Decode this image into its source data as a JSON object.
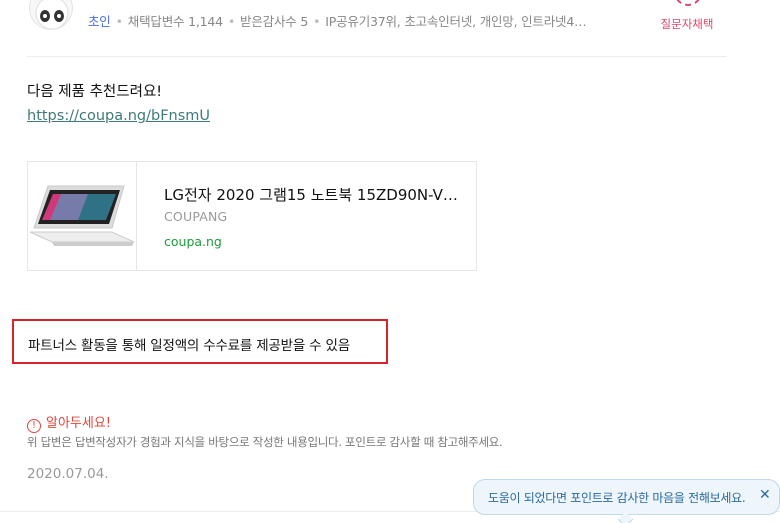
{
  "author": {
    "name": "초인",
    "stats": [
      "채택답변수 1,144",
      "받은감사수 5",
      "IP공유기37위, 초고속인터넷, 개인망, 인트라넷4…"
    ],
    "adopt_label": "질문자채택"
  },
  "answer": {
    "intro": "다음 제품 추천드려요!",
    "link_text": "https://coupa.ng/bFnsmU",
    "product": {
      "title": "LG전자 2020 그램15 노트북 15ZD90N-V…",
      "vendor": "COUPANG",
      "domain": "coupa.ng"
    },
    "partners_notice": "파트너스 활동을 통해 일정액의 수수료를 제공받을 수 있음"
  },
  "notice": {
    "title": "알아두세요!",
    "text": "위 답변은 답변작성자가 경험과 지식을 바탕으로 작성한 내용입니다. 포인트로 감사할 때 참고해주세요."
  },
  "date": "2020.07.04.",
  "tooltip": {
    "text": "도움이 되었다면 포인트로 감사한 마음을 전해보세요.",
    "close_icon": "close-icon"
  },
  "colors": {
    "accent_red": "#e0463a",
    "partners_border": "#d8232a",
    "link": "#3f7a7a",
    "domain_green": "#1f9a3a",
    "tooltip_text": "#2a6aa0"
  }
}
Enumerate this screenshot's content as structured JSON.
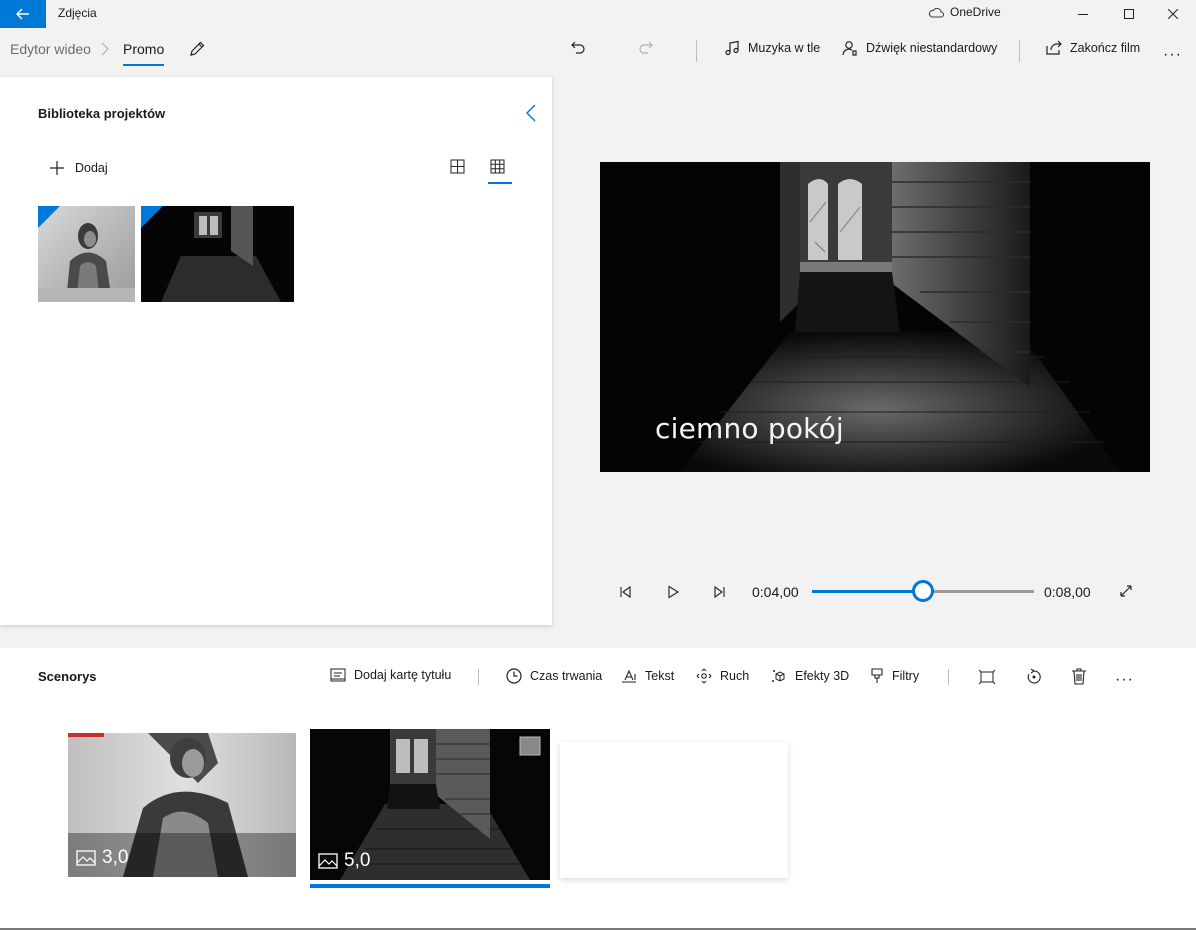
{
  "titlebar": {
    "app_title": "Zdjęcia",
    "onedrive_label": "OneDrive",
    "accent_color": "#0078d7"
  },
  "breadcrumb": {
    "root": "Edytor wideo",
    "current": "Promo"
  },
  "toolbar": {
    "music_label": "Muzyka w tle",
    "custom_audio_label": "Dźwięk niestandardowy",
    "finish_label": "Zakończ film"
  },
  "library": {
    "title": "Biblioteka projektów",
    "add_label": "Dodaj"
  },
  "preview": {
    "caption": "ciemno pokój"
  },
  "playback": {
    "current_time": "0:04,00",
    "total_time": "0:08,00",
    "progress": 0.5
  },
  "storyboard": {
    "title": "Scenorys",
    "add_title_card": "Dodaj kartę tytułu",
    "duration_label": "Czas trwania",
    "text_label": "Tekst",
    "motion_label": "Ruch",
    "effects_label": "Efekty 3D",
    "filters_label": "Filtry",
    "cards": [
      {
        "duration": "3,0"
      },
      {
        "duration": "5,0"
      }
    ]
  }
}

=====

> _TASK STATEMENT_
Set down the material exactly, every line of it, except for the pictures.

> _REPLY TO THE TASK_
Decode this image into its source data as a JSON object.
{
  "author": {
    "name": "초인",
    "stats": [
      "채택답변수 1,144",
      "받은감사수 5",
      "IP공유기37위, 초고속인터넷, 개인망, 인트라넷4…"
    ],
    "adopt_label": "질문자채택"
  },
  "answer": {
    "intro": "다음 제품 추천드려요!",
    "link_text": "https://coupa.ng/bFnsmU",
    "product": {
      "title": "LG전자 2020 그램15 노트북 15ZD90N-V…",
      "vendor": "COUPANG",
      "domain": "coupa.ng"
    },
    "partners_notice": "파트너스 활동을 통해 일정액의 수수료를 제공받을 수 있음"
  },
  "notice": {
    "title": "알아두세요!",
    "text": "위 답변은 답변작성자가 경험과 지식을 바탕으로 작성한 내용입니다. 포인트로 감사할 때 참고해주세요."
  },
  "date": "2020.07.04.",
  "tooltip": {
    "text": "도움이 되었다면 포인트로 감사한 마음을 전해보세요.",
    "close_icon": "close-icon"
  },
  "colors": {
    "accent_red": "#e0463a",
    "partners_border": "#d8232a",
    "link": "#3f7a7a",
    "domain_green": "#1f9a3a",
    "tooltip_text": "#2a6aa0"
  }
}
Enumerate this screenshot's content as structured JSON.
{
  "titlebar": {
    "app_title": "Zdjęcia",
    "onedrive_label": "OneDrive",
    "accent_color": "#0078d7"
  },
  "breadcrumb": {
    "root": "Edytor wideo",
    "current": "Promo"
  },
  "toolbar": {
    "music_label": "Muzyka w tle",
    "custom_audio_label": "Dźwięk niestandardowy",
    "finish_label": "Zakończ film"
  },
  "library": {
    "title": "Biblioteka projektów",
    "add_label": "Dodaj"
  },
  "preview": {
    "caption": "ciemno pokój"
  },
  "playback": {
    "current_time": "0:04,00",
    "total_time": "0:08,00",
    "progress": 0.5
  },
  "storyboard": {
    "title": "Scenorys",
    "add_title_card": "Dodaj kartę tytułu",
    "duration_label": "Czas trwania",
    "text_label": "Tekst",
    "motion_label": "Ruch",
    "effects_label": "Efekty 3D",
    "filters_label": "Filtry",
    "cards": [
      {
        "duration": "3,0"
      },
      {
        "duration": "5,0"
      }
    ]
  }
}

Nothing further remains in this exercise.